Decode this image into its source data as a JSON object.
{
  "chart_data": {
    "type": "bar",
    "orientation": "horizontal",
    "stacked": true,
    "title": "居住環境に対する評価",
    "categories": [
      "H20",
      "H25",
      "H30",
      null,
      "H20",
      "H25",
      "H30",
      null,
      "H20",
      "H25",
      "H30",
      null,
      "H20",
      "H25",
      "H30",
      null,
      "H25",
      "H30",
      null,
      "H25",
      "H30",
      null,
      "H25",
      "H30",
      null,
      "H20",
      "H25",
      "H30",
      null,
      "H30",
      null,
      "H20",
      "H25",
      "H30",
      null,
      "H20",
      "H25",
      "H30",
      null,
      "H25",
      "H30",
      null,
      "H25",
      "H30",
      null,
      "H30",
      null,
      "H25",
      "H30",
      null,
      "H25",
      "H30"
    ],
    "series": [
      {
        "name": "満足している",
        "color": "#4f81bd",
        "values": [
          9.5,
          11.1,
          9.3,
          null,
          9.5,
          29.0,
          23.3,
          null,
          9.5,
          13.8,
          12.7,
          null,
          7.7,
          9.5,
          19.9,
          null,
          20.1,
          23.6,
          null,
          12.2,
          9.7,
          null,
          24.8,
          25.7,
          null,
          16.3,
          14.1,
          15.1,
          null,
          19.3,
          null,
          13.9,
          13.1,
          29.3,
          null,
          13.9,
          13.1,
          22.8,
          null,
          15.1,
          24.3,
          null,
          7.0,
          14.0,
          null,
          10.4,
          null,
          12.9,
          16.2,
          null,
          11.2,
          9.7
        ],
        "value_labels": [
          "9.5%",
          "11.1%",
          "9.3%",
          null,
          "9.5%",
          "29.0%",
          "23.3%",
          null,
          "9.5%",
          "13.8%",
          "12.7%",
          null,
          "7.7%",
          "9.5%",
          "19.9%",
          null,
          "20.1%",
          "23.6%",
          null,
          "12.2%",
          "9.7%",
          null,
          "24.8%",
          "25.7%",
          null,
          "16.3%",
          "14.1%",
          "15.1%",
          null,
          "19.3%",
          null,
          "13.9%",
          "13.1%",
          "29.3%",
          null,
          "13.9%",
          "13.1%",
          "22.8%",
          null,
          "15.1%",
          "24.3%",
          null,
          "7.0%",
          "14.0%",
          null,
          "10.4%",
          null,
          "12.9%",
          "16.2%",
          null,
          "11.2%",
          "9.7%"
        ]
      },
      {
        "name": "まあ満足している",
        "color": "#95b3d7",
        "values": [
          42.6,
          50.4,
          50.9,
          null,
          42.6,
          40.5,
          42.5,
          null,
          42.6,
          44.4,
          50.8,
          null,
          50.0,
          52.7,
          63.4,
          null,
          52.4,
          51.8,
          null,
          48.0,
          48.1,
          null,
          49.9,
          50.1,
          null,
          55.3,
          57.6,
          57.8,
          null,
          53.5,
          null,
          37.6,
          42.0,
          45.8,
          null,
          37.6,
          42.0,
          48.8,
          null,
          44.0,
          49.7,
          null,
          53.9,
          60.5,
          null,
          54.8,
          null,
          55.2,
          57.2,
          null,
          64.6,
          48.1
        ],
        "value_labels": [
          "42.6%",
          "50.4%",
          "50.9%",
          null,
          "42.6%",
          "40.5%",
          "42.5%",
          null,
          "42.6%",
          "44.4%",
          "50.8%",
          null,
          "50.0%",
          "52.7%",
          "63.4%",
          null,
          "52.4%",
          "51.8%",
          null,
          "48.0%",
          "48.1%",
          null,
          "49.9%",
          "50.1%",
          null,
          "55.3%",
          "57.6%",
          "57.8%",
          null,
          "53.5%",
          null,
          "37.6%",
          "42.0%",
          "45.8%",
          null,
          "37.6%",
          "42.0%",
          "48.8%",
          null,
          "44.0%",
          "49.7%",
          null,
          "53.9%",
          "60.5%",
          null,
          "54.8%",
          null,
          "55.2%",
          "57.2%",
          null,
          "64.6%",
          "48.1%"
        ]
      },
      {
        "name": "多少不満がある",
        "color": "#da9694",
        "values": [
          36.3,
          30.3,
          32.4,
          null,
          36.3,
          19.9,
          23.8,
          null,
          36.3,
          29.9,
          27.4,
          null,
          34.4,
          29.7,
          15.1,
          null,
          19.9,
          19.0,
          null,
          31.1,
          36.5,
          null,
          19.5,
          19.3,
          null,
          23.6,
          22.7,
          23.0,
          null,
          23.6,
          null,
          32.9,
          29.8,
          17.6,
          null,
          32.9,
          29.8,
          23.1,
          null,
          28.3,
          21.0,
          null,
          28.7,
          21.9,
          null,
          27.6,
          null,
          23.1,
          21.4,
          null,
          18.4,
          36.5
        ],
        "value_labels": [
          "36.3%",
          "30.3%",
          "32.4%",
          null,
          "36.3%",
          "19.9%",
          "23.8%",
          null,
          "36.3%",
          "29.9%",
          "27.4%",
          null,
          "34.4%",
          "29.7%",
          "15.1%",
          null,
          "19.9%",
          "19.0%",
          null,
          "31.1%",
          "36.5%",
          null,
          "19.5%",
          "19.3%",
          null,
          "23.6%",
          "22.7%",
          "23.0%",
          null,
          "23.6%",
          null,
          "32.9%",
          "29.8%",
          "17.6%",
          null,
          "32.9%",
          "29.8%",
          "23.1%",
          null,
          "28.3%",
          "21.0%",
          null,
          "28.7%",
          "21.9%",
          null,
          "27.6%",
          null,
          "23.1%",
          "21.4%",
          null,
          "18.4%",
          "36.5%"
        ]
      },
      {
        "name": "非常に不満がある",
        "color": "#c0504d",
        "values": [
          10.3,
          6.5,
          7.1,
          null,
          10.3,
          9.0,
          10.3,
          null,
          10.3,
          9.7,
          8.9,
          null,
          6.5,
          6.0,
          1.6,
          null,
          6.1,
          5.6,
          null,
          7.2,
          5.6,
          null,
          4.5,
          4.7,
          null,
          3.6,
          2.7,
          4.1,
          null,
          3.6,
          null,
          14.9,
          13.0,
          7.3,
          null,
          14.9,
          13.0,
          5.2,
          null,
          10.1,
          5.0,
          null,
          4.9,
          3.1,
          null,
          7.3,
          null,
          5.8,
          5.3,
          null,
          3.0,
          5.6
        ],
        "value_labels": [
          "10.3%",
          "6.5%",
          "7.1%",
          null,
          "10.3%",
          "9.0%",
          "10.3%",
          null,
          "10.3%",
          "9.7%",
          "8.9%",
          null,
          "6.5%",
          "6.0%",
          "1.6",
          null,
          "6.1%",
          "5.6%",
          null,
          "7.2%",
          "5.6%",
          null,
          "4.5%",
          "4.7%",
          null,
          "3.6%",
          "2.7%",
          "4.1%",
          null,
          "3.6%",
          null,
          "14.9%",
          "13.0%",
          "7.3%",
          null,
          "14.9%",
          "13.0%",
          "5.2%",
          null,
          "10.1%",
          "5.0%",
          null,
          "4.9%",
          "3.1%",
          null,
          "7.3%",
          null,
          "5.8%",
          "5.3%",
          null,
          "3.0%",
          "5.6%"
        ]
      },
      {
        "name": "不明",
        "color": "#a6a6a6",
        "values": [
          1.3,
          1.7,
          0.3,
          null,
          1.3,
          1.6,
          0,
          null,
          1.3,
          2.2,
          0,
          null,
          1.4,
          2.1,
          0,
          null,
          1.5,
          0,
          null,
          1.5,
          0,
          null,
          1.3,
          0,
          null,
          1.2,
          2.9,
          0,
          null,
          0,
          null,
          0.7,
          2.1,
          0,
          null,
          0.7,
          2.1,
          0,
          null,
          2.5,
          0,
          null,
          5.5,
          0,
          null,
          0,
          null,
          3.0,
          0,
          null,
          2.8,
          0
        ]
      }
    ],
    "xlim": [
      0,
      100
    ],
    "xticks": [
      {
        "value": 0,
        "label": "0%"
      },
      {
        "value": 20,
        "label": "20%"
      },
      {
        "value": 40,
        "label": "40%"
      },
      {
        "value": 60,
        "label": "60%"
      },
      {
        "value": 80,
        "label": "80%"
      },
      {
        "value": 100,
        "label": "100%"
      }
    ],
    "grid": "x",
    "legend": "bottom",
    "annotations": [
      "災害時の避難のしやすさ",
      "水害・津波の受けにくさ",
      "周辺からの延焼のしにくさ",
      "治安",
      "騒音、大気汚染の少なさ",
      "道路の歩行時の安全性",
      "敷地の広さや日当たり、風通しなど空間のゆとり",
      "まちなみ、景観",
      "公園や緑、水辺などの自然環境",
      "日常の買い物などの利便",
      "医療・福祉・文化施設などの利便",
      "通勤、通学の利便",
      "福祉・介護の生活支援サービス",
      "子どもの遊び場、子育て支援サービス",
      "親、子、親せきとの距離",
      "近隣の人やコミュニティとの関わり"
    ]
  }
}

****************************************

Collect, from the material above, every line containing the word "color".

        "color": "#4f81bd",
        "color": "#95b3d7",
        "color": "#da9694",
        "color": "#c0504d",
        "color": "#a6a6a6",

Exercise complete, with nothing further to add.